→ What you are asked to do
Write out the data again in full, exactly as it reads.

─── Recorded data ───

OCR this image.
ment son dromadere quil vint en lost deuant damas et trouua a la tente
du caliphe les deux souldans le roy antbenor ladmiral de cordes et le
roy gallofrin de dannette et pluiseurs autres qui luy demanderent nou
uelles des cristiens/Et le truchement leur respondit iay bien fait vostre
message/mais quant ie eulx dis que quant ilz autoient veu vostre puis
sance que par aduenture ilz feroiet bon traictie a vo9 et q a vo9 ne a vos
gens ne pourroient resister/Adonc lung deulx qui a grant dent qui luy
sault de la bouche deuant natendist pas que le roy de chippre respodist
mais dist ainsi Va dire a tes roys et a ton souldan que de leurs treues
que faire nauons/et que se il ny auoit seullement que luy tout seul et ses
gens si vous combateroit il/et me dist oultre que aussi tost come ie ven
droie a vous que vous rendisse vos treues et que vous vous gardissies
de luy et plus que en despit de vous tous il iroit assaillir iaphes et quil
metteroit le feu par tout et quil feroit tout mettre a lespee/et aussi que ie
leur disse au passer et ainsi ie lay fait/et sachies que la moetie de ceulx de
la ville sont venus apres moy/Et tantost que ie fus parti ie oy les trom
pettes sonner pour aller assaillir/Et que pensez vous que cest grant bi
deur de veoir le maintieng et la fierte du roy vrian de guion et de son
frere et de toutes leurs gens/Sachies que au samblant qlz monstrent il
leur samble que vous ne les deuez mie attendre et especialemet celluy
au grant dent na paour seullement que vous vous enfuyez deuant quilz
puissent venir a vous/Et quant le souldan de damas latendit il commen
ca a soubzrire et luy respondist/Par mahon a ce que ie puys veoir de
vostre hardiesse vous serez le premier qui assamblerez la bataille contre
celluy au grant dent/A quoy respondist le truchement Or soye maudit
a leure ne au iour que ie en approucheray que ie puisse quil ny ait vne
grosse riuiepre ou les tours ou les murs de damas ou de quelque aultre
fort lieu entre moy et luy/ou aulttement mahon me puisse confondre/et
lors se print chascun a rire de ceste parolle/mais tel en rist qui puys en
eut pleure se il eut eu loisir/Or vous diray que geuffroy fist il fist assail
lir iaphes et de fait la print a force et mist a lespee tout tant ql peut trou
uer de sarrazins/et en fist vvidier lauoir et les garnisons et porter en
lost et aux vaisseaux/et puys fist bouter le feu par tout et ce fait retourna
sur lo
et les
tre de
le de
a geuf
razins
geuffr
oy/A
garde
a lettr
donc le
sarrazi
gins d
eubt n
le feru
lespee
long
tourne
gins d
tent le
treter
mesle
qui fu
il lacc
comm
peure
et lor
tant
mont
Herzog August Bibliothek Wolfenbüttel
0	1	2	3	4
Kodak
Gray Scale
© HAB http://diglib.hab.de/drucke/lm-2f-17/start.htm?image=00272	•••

───

→ Result
OCR this image.
ment son dromadere quil vint en lost deuant damas et trouua a la tente
du caliphe les deux souldans le roy antbenor ladmiral de cordes et le
roy gallofrin de dannette et pluiseurs autres qui luy demanderent nou
uelles des cristiens/Et le truchement leur respondit iay bien fait vostre
message/mais quant ie eulx dis que quant ilz autoient veu vostre puis
sance que par aduenture ilz feroiet bon traictie a vo9 et q a vo9 ne a vos
gens ne pourroient resister/Adonc lung deulx qui a grant dent qui luy
sault de la bouche deuant natendist pas que le roy de chippre respodist
mais dist ainsi Va dire a tes roys et a ton souldan que de leurs treues
que faire nauons/et que se il ny auoit seullement que luy tout seul et ses
gens si vous combateroit il/et me dist oultre que aussi tost come ie ven
droie a vous que vous rendisse vos treues et que vous vous gardissies
de luy et plus que en despit de vous tous il iroit assaillir iaphes et quil
metteroit le feu par tout et quil feroit tout mettre a lespee/et aussi que ie
leur disse au passer et ainsi ie lay fait/et sachies que la moetie de ceulx de
la ville sont venus apres moy/Et tantost que ie fus parti ie oy les trom
pettes sonner pour aller assaillir/Et que pensez vous que cest grant bi
deur de veoir le maintieng et la fierte du roy vrian de guion et de son
frere et de toutes leurs gens/Sachies que au samblant qlz monstrent il
leur samble que vous ne les deuez mie attendre et especialemet celluy
au grant dent na paour seullement que vous vous enfuyez deuant quilz
puissent venir a vous/Et quant le souldan de damas latendit il commen
ca a soubzrire et luy respondist/Par mahon a ce que ie puys veoir de
vostre hardiesse vous serez le premier qui assamblerez la bataille contre
celluy au grant dent/A quoy respondist le truchement Or soye maudit
a leure ne au iour que ie en approucheray que ie puisse quil ny ait vne
grosse riuiepre ou les tours ou les murs de damas ou de quelque aultre
fort lieu entre moy et luy/ou aulttement mahon me puisse confondre/et
lors se print chascun a rire de ceste parolle/mais tel en rist qui puys en
eut pleure se il eut eu loisir/Or vous diray que geuffroy fist il fist assail
lir iaphes et de fait la print a force et mist a lespee tout tant ql peut trou
uer de sarrazins/et en fist vvidier lauoir et les garnisons et porter en
lost et aux vaisseaux/et puys fist bouter le feu par tout et ce fait retourna
sur lo
et les
tre de
le de
a geuf
razins
geuffr
oy/A
garde
a lettr
donc le
sarrazi
gins d
eubt n
le feru
lespee
long
tourne
gins d
tent le
treter
mesle
qui fu
il lacc
comm
peure
et lor
tant
mont
Herzog August Bibliothek Wolfenbüttel
0	1	2	3	4
Kodak
Gray Scale
© HAB http://diglib.hab.de/drucke/lm-2f-17/start.htm?image=00272	•••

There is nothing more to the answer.